## start Entries
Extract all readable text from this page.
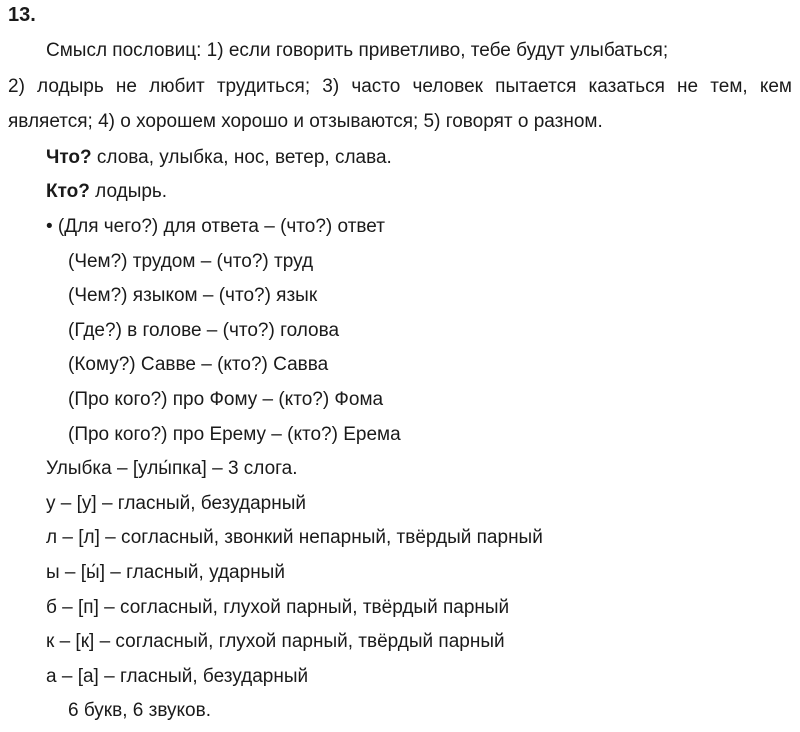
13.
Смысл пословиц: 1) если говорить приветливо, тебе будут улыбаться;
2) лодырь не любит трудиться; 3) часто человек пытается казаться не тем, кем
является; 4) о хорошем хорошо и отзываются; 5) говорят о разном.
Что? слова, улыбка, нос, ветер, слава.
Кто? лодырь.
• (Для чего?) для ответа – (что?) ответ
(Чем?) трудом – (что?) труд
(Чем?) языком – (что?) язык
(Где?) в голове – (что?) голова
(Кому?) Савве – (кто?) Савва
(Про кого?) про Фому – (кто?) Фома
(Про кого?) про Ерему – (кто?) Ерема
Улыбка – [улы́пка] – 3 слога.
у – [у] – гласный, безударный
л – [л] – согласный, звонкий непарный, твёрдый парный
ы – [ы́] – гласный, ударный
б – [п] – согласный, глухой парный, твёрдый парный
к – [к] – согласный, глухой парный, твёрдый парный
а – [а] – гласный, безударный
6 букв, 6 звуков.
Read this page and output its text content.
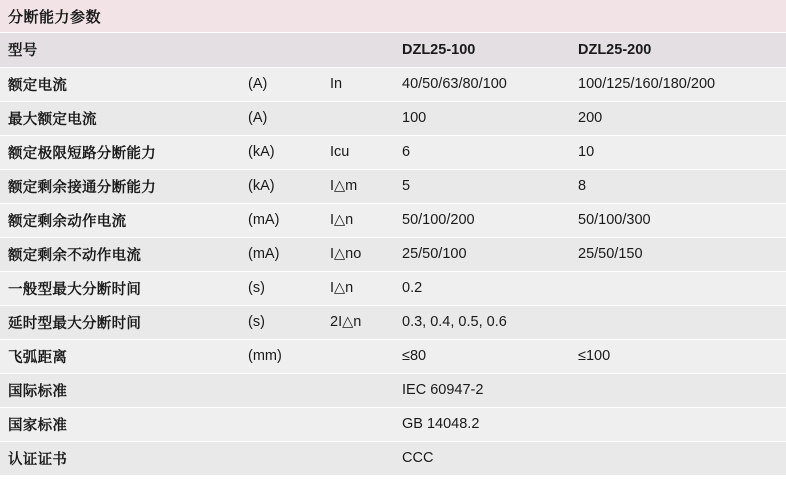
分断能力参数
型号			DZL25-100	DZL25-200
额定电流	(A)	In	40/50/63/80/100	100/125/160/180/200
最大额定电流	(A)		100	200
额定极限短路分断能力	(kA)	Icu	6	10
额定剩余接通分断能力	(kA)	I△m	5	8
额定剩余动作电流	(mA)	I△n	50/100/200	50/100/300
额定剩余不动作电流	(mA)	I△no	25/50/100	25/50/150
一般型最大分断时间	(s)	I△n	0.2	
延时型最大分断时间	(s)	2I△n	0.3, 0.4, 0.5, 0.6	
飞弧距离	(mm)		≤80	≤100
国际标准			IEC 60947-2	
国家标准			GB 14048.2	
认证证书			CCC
## end Entries
## start Entries
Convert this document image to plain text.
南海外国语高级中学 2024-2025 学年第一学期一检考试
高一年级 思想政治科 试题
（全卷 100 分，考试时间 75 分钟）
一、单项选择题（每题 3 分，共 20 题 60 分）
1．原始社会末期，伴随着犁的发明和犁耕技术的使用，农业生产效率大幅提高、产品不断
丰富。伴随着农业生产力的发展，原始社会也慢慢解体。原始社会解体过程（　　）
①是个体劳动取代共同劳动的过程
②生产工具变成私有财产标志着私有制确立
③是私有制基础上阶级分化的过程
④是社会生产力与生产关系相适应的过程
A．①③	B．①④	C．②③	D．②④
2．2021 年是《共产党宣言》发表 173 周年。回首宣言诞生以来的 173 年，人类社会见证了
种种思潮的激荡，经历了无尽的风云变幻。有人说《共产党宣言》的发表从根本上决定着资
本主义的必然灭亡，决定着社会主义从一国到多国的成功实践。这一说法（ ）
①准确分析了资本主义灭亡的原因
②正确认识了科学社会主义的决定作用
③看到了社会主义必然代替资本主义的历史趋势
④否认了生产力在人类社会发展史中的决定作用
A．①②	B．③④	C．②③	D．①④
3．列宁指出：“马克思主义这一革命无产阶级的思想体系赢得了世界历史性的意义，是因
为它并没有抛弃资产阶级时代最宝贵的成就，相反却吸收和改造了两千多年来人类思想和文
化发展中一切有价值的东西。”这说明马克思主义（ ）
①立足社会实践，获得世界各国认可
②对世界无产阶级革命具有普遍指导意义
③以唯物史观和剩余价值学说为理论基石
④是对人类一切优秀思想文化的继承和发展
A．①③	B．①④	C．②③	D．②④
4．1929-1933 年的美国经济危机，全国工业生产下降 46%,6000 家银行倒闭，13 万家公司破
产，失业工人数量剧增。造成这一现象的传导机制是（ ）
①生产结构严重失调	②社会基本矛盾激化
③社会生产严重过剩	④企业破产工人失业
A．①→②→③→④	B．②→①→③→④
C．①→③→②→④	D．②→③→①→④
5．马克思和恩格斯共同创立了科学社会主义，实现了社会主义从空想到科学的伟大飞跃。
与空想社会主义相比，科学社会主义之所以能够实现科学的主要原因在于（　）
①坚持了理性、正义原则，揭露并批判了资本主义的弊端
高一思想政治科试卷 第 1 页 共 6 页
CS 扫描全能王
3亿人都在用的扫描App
## end Entries
## start Entries
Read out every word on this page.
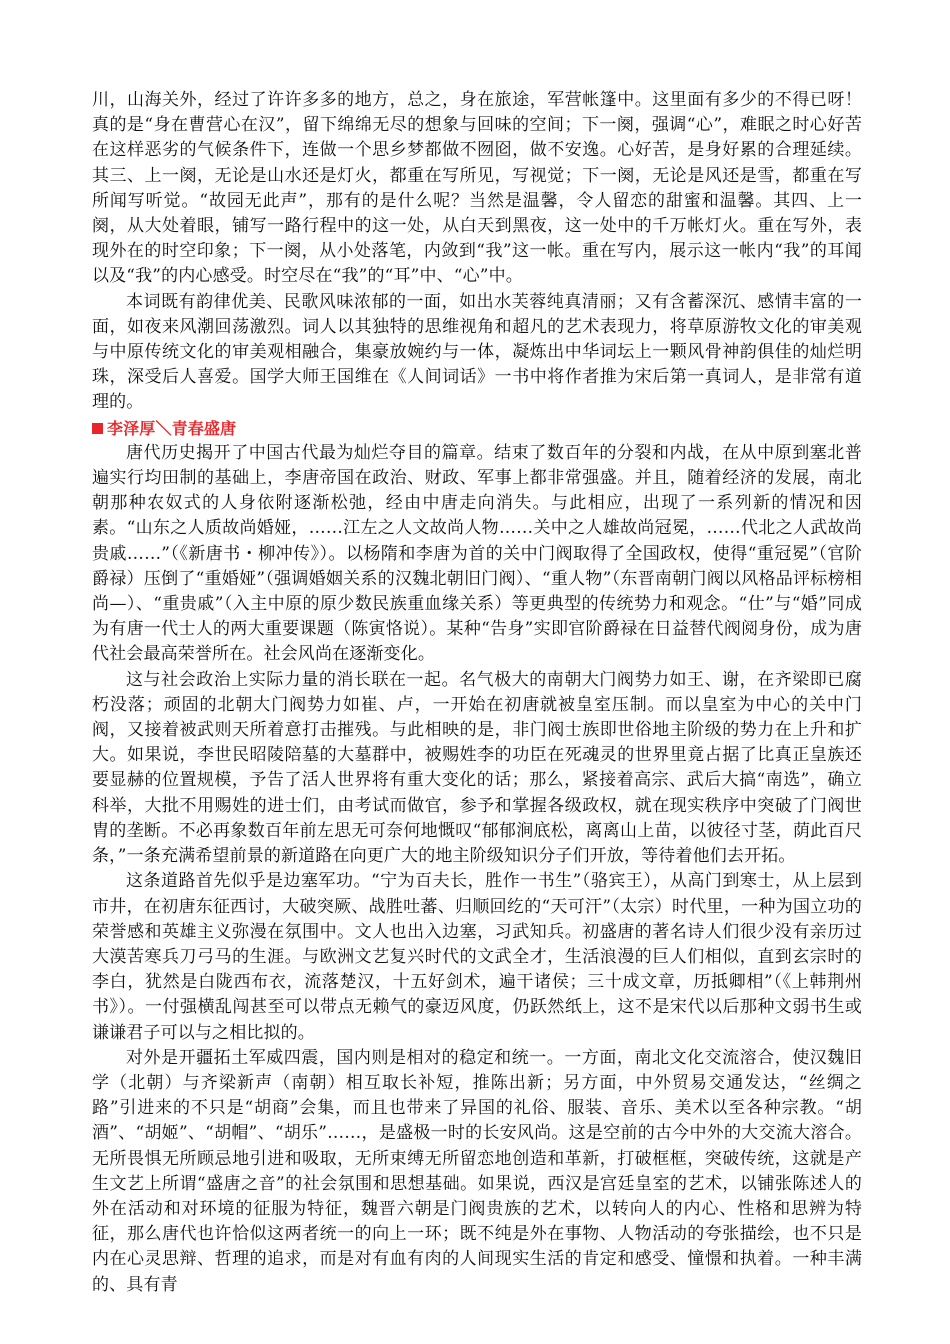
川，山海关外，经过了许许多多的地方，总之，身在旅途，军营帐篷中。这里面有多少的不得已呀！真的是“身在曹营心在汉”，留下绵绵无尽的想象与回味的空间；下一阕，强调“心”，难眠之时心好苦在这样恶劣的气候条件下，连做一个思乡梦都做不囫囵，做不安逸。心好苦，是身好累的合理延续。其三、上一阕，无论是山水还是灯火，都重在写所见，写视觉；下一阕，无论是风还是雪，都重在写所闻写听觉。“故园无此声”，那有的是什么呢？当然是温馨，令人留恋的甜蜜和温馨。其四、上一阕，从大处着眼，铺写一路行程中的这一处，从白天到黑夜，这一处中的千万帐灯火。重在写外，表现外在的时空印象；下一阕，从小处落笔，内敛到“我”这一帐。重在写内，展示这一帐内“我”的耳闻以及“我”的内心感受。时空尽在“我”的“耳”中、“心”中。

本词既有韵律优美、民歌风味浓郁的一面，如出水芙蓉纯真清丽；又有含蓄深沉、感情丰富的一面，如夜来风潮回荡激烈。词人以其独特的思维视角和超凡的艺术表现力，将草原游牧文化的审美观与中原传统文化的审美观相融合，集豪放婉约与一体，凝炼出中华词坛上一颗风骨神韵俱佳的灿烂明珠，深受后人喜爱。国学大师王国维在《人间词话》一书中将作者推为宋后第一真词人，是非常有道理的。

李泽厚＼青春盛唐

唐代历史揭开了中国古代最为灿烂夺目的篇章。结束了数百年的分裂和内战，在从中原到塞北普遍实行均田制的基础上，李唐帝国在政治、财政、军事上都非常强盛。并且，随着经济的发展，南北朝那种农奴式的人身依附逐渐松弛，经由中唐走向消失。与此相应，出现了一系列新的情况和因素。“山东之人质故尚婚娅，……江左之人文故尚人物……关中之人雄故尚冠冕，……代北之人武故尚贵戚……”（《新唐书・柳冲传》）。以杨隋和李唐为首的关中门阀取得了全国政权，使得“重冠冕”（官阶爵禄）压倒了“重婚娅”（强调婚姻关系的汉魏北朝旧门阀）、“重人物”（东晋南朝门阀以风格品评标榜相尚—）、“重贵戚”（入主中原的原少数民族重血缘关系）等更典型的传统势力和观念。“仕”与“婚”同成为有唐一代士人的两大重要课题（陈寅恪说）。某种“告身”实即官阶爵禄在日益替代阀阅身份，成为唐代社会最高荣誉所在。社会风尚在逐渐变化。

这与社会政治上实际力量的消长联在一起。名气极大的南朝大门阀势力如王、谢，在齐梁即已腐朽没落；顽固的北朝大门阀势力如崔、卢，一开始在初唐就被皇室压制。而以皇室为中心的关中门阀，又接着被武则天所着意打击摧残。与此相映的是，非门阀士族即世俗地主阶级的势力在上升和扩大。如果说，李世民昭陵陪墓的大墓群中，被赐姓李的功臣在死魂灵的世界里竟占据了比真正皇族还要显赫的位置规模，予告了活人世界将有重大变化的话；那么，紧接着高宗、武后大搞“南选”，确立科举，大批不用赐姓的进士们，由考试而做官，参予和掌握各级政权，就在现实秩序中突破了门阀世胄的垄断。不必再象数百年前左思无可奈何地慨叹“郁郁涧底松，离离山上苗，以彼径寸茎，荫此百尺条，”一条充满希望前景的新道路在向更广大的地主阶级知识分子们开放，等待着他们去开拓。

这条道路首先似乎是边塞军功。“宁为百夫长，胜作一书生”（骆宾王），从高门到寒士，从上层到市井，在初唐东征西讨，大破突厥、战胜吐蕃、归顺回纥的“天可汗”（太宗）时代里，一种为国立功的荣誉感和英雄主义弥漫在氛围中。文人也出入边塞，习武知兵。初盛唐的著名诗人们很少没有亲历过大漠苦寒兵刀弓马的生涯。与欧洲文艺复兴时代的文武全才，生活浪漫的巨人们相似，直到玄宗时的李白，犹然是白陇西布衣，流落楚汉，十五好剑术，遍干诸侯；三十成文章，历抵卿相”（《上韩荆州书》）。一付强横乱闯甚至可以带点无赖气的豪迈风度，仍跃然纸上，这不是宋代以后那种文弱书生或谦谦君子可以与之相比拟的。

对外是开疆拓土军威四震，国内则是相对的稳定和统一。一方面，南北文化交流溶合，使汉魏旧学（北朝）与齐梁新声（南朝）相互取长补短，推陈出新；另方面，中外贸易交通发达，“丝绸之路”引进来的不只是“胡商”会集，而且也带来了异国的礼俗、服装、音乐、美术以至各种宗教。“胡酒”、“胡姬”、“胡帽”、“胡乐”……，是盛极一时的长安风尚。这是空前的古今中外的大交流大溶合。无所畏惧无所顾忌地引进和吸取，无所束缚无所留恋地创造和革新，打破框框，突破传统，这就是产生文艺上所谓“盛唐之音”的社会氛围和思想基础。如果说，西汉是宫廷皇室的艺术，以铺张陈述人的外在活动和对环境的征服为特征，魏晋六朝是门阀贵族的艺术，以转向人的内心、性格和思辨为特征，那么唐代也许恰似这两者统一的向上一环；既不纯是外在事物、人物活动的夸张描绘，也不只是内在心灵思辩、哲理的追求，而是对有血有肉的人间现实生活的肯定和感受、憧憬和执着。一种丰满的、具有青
## end Entries
» **Stated goal**
Check each line of the entries for the string "this". Copy the lines that have it.

» **Complete response**
Extract all readable text from this page.
Read this page and output its text content.
Convert this document image to plain text.
Read out every word on this page.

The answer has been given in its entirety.